**Available records**
#####
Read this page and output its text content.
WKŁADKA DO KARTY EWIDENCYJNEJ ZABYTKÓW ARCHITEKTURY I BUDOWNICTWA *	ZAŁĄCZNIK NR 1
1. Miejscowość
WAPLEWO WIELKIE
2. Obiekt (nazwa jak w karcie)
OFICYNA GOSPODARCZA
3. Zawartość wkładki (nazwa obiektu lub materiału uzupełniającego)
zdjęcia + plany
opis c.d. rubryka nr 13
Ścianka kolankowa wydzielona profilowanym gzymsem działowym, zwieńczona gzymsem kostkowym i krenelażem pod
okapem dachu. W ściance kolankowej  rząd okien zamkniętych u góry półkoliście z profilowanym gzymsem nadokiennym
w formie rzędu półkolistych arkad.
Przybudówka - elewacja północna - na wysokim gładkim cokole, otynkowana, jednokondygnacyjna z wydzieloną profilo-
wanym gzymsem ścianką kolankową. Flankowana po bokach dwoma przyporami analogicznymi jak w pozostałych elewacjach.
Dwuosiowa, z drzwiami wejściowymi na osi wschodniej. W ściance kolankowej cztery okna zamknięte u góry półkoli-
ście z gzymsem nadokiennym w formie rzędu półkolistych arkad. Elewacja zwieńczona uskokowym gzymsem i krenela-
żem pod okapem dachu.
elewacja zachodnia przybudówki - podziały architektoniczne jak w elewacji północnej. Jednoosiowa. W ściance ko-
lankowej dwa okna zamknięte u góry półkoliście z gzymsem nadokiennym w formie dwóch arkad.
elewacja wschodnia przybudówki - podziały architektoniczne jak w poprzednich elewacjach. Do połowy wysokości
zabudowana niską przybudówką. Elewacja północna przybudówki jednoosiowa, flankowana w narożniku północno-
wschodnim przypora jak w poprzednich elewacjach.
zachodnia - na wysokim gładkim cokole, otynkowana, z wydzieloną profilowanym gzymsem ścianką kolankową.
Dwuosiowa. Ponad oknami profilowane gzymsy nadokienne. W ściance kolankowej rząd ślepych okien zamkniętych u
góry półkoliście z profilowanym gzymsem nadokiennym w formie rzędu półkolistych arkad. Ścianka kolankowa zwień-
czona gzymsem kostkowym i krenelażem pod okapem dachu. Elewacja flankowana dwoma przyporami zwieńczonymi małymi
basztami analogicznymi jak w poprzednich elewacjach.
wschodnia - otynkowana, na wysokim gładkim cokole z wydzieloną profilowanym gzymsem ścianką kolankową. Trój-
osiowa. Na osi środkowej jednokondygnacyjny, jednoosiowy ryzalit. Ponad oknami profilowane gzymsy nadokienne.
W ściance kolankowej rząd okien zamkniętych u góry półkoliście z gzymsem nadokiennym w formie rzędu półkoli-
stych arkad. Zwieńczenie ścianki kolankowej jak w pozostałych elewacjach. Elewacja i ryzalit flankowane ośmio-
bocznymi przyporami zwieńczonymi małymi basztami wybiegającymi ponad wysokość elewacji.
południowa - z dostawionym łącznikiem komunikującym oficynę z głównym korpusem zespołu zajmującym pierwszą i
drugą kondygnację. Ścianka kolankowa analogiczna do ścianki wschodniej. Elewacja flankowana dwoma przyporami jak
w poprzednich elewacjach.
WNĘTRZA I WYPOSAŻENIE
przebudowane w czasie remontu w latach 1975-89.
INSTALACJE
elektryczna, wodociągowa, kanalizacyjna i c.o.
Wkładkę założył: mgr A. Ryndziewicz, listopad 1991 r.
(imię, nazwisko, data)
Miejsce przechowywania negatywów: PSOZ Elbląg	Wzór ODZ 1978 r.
#####
Find every line that has "nadokienne" in it, then return those lines.

Dwuosiowa. Ponad oknami profilowane gzymsy nadokienne. W ściance kolankowej rząd ślepych okien zamkniętych u
osiowa. Na osi środkowej jednokondygnacyjny, jednoosiowy ryzalit. Ponad oknami profilowane gzymsy nadokienne.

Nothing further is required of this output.